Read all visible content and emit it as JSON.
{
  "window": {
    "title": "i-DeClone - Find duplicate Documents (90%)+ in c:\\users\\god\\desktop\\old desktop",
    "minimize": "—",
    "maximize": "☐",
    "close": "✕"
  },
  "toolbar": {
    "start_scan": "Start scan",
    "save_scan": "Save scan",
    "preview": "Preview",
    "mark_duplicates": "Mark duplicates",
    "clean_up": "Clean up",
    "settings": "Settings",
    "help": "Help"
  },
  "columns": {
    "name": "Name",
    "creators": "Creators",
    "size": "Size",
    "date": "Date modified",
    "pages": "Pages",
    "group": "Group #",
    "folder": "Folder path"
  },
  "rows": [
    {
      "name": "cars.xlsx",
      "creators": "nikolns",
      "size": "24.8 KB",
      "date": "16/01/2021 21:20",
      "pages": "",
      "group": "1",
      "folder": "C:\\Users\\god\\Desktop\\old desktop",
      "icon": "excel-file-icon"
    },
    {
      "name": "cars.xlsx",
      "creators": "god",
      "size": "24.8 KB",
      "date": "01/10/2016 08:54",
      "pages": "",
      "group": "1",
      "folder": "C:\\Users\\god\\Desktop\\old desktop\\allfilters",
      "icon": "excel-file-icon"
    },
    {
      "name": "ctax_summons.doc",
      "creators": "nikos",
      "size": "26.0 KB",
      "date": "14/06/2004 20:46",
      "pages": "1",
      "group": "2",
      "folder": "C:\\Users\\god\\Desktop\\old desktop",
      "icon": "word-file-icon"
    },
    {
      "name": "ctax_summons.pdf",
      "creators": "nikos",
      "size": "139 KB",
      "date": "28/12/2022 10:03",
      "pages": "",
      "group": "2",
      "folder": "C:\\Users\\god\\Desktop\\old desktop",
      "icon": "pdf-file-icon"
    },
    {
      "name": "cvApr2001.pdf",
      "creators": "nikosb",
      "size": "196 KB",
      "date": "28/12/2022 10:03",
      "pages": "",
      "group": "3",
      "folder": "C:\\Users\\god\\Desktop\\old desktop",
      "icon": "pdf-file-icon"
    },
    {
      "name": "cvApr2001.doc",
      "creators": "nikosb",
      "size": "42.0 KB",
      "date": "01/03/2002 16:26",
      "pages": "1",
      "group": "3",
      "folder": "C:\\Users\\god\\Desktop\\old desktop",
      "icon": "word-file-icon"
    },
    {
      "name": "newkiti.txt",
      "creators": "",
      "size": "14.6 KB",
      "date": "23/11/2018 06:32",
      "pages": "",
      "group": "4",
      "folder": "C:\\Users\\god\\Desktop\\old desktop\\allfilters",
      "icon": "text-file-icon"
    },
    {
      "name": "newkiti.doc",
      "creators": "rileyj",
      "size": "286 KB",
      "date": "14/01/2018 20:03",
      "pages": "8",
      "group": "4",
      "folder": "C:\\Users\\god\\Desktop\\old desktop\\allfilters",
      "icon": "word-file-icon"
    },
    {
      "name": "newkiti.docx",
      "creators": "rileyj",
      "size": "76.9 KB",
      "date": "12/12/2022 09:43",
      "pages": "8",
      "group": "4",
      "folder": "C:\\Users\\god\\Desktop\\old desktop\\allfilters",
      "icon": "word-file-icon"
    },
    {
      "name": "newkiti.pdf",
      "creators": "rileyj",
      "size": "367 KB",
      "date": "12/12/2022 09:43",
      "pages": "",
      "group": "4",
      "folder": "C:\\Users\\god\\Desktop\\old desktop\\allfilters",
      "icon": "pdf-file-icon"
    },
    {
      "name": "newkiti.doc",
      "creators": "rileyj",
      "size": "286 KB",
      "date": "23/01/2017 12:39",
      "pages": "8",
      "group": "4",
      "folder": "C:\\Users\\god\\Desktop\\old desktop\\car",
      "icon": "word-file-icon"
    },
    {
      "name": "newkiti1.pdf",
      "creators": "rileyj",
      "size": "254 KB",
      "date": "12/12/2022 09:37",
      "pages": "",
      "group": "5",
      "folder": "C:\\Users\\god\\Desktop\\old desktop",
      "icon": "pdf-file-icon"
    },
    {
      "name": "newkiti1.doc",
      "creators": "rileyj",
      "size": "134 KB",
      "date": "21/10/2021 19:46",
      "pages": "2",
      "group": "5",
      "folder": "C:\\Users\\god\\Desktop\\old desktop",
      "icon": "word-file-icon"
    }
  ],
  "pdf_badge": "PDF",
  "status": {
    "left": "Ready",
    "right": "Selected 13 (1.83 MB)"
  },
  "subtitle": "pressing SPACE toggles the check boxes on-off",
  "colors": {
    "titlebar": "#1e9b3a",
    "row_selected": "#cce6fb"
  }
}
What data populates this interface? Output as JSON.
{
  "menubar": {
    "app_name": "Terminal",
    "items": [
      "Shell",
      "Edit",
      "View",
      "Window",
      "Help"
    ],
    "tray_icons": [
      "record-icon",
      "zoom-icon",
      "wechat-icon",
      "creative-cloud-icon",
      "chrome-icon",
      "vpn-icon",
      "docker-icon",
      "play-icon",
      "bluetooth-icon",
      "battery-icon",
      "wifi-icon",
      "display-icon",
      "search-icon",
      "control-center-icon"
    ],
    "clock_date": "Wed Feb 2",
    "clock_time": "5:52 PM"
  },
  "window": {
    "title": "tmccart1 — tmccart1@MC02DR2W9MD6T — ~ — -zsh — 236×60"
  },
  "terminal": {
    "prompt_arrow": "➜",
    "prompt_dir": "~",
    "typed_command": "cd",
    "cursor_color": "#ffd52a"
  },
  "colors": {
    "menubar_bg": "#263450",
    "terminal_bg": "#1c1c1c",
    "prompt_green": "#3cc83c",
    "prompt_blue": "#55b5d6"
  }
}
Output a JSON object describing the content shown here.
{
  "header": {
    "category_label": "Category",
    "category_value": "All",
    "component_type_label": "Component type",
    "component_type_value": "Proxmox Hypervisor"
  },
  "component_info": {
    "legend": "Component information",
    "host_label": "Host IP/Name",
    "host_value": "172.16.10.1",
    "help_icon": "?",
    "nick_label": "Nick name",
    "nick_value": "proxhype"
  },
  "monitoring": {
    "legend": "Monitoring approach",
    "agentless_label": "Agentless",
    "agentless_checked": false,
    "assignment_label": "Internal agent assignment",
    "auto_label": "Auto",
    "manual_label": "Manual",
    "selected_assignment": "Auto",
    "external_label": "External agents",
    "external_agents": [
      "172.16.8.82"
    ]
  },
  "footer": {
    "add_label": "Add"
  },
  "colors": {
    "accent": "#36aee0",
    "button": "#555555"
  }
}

- - - -

> **Instruction**
Where a line above includes "JSON", copy that line.

> **Result**
Read all visible content and emit it as JSON.
What data populates this interface? Output as JSON.
Output a JSON object describing the content shown here.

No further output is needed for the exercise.